The exercise — In the listing below, locate the lines that hold "subtitle" and copy them.

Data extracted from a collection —
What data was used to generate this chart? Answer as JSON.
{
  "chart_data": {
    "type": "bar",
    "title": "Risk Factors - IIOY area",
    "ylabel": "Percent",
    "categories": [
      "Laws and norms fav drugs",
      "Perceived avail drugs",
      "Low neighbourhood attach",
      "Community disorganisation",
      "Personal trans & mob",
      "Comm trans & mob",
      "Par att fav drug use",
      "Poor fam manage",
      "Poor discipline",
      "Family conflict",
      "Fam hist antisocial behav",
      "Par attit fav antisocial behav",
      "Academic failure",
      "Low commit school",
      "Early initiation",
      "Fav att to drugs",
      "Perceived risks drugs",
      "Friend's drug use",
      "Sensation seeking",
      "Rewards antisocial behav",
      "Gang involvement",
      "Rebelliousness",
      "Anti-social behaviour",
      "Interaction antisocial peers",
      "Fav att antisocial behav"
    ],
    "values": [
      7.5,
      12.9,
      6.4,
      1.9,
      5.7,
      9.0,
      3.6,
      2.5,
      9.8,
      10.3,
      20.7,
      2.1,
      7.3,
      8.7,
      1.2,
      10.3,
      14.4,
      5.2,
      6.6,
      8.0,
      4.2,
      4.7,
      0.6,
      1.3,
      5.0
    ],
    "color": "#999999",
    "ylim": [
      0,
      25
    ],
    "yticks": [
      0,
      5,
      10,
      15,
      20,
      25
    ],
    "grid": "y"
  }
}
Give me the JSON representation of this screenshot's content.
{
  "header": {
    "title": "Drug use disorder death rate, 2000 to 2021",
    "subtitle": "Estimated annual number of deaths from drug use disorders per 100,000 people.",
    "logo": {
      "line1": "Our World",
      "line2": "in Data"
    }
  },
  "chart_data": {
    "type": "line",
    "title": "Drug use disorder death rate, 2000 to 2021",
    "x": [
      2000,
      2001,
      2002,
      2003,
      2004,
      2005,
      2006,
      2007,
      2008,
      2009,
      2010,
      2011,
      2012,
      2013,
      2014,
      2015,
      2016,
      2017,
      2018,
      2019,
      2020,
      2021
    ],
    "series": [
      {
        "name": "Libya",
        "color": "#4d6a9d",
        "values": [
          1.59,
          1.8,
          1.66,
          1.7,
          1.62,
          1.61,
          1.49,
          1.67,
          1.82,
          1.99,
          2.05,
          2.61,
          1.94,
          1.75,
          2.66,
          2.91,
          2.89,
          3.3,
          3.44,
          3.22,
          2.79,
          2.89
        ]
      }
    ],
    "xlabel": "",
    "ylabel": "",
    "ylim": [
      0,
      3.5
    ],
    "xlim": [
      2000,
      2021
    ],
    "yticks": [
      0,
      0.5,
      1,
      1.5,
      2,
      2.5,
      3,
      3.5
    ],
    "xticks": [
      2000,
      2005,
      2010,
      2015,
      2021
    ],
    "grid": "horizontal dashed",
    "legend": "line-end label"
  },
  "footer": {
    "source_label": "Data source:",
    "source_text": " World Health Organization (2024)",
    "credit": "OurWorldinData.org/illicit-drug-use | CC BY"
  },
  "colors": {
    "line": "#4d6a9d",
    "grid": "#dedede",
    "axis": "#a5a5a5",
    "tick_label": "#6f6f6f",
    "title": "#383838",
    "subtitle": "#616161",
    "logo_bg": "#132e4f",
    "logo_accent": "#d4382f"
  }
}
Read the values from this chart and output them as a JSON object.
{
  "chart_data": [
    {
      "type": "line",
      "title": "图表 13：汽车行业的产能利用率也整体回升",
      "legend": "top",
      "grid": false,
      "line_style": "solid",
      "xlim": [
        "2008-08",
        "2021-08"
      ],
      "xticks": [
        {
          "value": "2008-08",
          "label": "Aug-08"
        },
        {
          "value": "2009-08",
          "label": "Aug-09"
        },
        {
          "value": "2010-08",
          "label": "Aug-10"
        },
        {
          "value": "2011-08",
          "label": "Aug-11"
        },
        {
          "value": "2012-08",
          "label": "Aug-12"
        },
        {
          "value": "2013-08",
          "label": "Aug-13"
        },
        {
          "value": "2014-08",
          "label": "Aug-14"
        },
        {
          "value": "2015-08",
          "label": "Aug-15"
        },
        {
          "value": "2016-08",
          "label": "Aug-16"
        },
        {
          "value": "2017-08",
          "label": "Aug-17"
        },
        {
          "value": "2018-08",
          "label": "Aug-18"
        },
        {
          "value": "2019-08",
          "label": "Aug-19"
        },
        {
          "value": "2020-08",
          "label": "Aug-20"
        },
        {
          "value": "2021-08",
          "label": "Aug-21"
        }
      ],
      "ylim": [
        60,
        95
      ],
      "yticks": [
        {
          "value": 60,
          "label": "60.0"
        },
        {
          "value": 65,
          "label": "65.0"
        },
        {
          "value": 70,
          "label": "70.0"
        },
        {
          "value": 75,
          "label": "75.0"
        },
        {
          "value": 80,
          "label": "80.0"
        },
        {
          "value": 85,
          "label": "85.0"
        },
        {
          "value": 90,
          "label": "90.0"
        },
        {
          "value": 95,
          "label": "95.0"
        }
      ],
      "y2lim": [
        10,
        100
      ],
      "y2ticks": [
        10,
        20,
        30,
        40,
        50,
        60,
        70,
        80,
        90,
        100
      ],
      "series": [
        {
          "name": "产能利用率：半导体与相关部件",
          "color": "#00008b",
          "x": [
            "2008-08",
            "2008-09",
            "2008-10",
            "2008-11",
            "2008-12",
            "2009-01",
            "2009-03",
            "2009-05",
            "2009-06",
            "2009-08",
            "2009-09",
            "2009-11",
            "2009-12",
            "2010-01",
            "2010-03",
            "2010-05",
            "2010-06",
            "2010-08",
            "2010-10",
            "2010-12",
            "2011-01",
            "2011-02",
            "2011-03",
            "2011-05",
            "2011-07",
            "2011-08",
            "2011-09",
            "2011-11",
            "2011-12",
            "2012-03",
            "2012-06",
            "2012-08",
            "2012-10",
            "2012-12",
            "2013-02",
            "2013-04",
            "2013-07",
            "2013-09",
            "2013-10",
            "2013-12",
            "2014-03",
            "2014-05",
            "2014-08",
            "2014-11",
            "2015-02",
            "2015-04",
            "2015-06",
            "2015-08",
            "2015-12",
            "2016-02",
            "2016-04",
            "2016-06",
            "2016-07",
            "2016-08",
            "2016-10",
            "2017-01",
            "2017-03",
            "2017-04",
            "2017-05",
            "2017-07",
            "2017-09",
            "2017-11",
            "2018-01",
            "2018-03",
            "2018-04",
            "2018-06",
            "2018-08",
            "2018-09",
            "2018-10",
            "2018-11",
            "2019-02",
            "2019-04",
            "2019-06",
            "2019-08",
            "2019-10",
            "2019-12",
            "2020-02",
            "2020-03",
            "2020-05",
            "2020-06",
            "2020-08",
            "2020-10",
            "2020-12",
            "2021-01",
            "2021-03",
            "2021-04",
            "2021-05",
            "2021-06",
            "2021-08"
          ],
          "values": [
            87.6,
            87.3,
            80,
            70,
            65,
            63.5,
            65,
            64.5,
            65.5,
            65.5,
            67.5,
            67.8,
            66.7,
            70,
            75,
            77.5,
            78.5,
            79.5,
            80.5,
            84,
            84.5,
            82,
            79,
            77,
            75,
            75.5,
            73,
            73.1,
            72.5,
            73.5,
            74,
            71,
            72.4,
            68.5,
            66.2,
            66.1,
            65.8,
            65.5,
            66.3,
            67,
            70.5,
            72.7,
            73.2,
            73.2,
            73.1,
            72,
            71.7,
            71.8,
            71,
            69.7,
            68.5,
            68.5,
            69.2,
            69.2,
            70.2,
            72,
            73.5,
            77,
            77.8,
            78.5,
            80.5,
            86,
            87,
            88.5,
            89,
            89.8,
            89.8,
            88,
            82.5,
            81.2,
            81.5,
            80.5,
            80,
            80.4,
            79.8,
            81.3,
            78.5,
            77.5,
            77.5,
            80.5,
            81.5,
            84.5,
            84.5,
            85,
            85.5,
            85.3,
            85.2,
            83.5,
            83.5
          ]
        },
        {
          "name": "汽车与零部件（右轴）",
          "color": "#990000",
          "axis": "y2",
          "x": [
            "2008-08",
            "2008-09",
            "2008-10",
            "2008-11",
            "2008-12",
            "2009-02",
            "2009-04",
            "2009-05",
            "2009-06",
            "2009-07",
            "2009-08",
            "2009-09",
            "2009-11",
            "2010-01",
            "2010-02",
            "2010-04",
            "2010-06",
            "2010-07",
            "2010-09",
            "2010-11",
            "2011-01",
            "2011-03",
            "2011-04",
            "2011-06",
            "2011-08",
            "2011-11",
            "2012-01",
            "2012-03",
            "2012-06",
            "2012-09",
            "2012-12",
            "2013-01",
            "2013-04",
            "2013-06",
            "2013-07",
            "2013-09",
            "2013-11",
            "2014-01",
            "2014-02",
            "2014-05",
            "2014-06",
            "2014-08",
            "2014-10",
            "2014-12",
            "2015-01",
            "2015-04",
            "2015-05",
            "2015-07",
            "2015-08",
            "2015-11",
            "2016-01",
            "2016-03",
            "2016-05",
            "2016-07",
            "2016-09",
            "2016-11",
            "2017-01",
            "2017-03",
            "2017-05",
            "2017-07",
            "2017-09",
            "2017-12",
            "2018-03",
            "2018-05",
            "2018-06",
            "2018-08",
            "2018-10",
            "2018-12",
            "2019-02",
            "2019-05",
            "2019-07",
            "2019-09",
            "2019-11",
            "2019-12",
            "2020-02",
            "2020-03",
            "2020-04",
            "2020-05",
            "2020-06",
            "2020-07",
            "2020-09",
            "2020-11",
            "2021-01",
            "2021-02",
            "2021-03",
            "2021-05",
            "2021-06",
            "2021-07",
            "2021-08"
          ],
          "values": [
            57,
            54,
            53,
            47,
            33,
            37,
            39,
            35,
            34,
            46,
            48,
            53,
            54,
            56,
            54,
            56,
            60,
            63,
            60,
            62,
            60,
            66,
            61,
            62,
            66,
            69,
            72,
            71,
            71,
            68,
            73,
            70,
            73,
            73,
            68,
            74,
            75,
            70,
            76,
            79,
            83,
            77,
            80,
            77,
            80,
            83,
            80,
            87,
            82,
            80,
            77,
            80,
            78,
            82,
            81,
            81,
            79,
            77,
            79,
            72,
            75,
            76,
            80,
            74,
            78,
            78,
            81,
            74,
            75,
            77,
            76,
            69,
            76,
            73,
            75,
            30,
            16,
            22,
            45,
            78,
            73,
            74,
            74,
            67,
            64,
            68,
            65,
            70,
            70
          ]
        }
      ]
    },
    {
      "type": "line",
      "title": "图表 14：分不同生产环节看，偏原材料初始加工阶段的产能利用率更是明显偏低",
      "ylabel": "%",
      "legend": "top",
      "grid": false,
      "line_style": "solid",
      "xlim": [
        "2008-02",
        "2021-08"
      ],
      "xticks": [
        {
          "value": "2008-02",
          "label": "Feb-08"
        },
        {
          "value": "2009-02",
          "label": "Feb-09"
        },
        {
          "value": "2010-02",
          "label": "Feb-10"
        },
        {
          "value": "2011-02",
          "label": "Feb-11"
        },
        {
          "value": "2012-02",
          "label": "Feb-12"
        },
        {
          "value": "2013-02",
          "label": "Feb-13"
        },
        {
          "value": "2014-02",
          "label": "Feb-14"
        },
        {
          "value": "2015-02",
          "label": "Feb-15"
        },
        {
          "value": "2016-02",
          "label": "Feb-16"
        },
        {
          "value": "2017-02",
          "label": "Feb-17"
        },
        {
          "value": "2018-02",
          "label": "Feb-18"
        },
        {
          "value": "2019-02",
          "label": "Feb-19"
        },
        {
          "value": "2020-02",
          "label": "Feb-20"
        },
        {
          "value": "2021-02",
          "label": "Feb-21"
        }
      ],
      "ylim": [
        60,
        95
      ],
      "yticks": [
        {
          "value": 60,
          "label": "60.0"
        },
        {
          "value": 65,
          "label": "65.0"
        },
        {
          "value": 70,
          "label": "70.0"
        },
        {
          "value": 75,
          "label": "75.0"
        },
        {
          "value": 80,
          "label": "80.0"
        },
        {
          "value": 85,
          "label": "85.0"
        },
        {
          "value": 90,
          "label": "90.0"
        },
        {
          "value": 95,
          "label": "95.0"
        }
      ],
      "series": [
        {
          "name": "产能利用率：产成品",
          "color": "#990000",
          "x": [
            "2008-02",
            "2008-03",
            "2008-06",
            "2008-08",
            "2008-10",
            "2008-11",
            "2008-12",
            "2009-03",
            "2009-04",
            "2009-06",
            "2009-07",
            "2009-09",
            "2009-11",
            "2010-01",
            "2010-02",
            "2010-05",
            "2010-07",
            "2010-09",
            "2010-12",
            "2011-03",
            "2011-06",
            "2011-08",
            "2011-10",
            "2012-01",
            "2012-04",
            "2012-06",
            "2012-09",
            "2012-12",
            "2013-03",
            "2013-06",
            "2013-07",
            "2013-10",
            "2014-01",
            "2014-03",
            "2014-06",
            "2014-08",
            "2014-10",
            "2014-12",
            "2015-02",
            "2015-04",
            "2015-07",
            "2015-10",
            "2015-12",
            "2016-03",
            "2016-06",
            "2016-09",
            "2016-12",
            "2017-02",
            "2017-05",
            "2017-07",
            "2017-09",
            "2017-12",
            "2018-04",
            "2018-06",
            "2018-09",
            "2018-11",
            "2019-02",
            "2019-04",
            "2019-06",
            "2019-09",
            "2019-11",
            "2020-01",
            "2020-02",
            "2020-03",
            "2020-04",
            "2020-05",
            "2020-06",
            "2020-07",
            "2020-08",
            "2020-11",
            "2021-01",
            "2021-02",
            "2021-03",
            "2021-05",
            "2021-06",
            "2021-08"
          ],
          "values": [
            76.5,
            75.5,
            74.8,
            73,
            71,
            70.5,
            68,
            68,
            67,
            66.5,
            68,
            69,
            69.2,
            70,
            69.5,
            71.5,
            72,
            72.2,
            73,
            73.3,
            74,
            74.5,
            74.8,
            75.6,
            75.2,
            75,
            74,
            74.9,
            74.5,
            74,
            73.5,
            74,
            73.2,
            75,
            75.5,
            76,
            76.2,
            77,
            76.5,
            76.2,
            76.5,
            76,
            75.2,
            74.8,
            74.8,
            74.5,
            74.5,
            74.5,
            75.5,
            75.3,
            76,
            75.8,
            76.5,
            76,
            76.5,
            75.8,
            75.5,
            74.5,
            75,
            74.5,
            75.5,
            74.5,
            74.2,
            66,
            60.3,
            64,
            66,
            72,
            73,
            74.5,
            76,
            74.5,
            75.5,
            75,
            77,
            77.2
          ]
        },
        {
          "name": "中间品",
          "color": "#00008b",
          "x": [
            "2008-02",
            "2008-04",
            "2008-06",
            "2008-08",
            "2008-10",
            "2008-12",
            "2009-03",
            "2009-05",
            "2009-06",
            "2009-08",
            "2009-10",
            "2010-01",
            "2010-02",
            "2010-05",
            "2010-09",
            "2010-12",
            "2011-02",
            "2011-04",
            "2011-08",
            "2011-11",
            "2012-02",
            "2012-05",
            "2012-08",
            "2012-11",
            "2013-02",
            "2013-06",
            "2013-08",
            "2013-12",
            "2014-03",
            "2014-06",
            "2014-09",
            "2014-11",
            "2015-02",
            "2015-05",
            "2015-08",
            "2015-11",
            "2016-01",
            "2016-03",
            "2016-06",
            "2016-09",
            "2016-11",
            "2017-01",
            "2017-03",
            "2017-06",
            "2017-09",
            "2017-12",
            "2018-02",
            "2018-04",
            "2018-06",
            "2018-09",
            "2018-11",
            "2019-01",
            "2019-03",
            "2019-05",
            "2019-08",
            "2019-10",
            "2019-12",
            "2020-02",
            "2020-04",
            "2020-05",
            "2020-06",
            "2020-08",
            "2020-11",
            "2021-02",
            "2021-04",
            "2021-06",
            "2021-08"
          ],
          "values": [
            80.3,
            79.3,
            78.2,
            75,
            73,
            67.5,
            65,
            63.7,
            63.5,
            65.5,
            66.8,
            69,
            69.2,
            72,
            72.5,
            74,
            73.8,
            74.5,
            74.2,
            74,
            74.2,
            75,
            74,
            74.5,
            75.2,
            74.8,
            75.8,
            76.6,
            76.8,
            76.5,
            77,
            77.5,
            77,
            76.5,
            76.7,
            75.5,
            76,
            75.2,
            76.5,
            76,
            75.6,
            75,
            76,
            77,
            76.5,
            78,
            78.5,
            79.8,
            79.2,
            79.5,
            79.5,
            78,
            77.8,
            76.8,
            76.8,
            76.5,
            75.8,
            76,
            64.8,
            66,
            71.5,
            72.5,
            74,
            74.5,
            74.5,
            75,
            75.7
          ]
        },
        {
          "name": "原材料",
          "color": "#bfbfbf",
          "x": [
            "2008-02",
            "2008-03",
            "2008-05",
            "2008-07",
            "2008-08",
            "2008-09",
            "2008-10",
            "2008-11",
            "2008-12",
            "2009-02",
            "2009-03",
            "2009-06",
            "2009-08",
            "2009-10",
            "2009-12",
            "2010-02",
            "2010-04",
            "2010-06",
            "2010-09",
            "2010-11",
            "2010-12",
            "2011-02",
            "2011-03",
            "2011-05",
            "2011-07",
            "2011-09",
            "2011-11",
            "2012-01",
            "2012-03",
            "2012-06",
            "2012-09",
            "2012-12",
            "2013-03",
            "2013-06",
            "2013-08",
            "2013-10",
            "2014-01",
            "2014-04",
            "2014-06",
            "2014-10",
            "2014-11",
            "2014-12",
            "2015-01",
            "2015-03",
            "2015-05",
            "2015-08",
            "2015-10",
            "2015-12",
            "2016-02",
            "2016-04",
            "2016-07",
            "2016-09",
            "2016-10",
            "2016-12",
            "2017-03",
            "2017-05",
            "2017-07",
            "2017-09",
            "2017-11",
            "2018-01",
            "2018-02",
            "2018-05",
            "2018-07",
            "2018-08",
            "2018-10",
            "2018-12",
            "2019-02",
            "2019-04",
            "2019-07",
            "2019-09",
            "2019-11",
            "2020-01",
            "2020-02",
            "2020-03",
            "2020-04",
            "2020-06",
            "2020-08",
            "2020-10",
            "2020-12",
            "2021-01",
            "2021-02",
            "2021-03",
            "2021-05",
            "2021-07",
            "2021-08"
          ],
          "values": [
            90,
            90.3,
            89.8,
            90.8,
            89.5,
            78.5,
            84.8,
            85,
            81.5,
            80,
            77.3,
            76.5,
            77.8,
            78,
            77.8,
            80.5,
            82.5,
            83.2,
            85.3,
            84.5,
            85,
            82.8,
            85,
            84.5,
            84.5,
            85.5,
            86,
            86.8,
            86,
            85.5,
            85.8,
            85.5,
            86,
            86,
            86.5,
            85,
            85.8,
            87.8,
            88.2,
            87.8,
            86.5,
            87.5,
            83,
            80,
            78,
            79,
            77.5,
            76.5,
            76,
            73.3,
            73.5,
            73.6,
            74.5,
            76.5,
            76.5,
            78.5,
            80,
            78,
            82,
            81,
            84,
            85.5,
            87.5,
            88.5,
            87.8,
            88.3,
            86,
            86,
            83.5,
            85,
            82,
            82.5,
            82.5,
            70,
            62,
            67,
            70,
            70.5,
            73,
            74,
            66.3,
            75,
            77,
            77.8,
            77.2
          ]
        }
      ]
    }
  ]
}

Final result —
    "subtitle": "Estimated annual number of deaths from drug use disorders per 100,000 people.",
    "subtitle": "#616161",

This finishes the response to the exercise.